**EXERCISE**
Copy out every line of the data below, word for word, with nothing changed.

(A block of data)
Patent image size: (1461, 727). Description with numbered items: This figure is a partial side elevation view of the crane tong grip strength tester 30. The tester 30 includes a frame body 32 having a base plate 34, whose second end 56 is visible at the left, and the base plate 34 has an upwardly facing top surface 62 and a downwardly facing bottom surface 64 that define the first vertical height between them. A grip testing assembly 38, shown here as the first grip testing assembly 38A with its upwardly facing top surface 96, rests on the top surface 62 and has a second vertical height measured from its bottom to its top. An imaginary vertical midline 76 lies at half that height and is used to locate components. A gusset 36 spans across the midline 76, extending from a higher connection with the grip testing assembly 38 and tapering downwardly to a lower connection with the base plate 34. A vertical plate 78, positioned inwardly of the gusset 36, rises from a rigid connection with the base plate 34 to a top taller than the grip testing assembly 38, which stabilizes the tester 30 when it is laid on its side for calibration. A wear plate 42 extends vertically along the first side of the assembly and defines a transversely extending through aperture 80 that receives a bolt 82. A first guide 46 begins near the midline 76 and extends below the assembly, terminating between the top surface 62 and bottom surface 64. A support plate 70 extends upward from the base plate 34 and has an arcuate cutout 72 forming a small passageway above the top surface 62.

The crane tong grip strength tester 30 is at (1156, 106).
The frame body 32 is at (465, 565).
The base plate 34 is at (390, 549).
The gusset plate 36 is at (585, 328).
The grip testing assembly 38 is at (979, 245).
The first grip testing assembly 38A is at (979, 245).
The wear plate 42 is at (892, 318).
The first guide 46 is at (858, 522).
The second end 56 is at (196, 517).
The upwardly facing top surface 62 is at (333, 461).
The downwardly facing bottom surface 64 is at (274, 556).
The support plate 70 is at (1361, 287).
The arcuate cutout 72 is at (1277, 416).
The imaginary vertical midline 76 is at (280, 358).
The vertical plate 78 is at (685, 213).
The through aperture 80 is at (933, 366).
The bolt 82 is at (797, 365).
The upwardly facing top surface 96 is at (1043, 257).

**RESPONSE TO THIS EXERCISE**
Patent image size: (1461, 727). Description with numbered items: This figure is a partial side elevation view of the crane tong grip strength tester 30. The tester 30 includes a frame body 32 having a base plate 34, whose second end 56 is visible at the left, and the base plate 34 has an upwardly facing top surface 62 and a downwardly facing bottom surface 64 that define the first vertical height between them. A grip testing assembly 38, shown here as the first grip testing assembly 38A with its upwardly facing top surface 96, rests on the top surface 62 and has a second vertical height measured from its bottom to its top. An imaginary vertical midline 76 lies at half that height and is used to locate components. A gusset 36 spans across the midline 76, extending from a higher connection with the grip testing assembly 38 and tapering downwardly to a lower connection with the base plate 34. A vertical plate 78, positioned inwardly of the gusset 36, rises from a rigid connection with the base plate 34 to a top taller than the grip testing assembly 38, which stabilizes the tester 30 when it is laid on its side for calibration. A wear plate 42 extends vertically along the first side of the assembly and defines a transversely extending through aperture 80 that receives a bolt 82. A first guide 46 begins near the midline 76 and extends below the assembly, terminating between the top surface 62 and bottom surface 64. A support plate 70 extends upward from the base plate 34 and has an arcuate cutout 72 forming a small passageway above the top surface 62.

The crane tong grip strength tester 30 is at (1156, 106).
The frame body 32 is at (465, 565).
The base plate 34 is at (390, 549).
The gusset plate 36 is at (585, 328).
The grip testing assembly 38 is at (979, 245).
The first grip testing assembly 38A is at (979, 245).
The wear plate 42 is at (892, 318).
The first guide 46 is at (858, 522).
The second end 56 is at (196, 517).
The upwardly facing top surface 62 is at (333, 461).
The downwardly facing bottom surface 64 is at (274, 556).
The support plate 70 is at (1361, 287).
The arcuate cutout 72 is at (1277, 416).
The imaginary vertical midline 76 is at (280, 358).
The vertical plate 78 is at (685, 213).
The through aperture 80 is at (933, 366).
The bolt 82 is at (797, 365).
The upwardly facing top surface 96 is at (1043, 257).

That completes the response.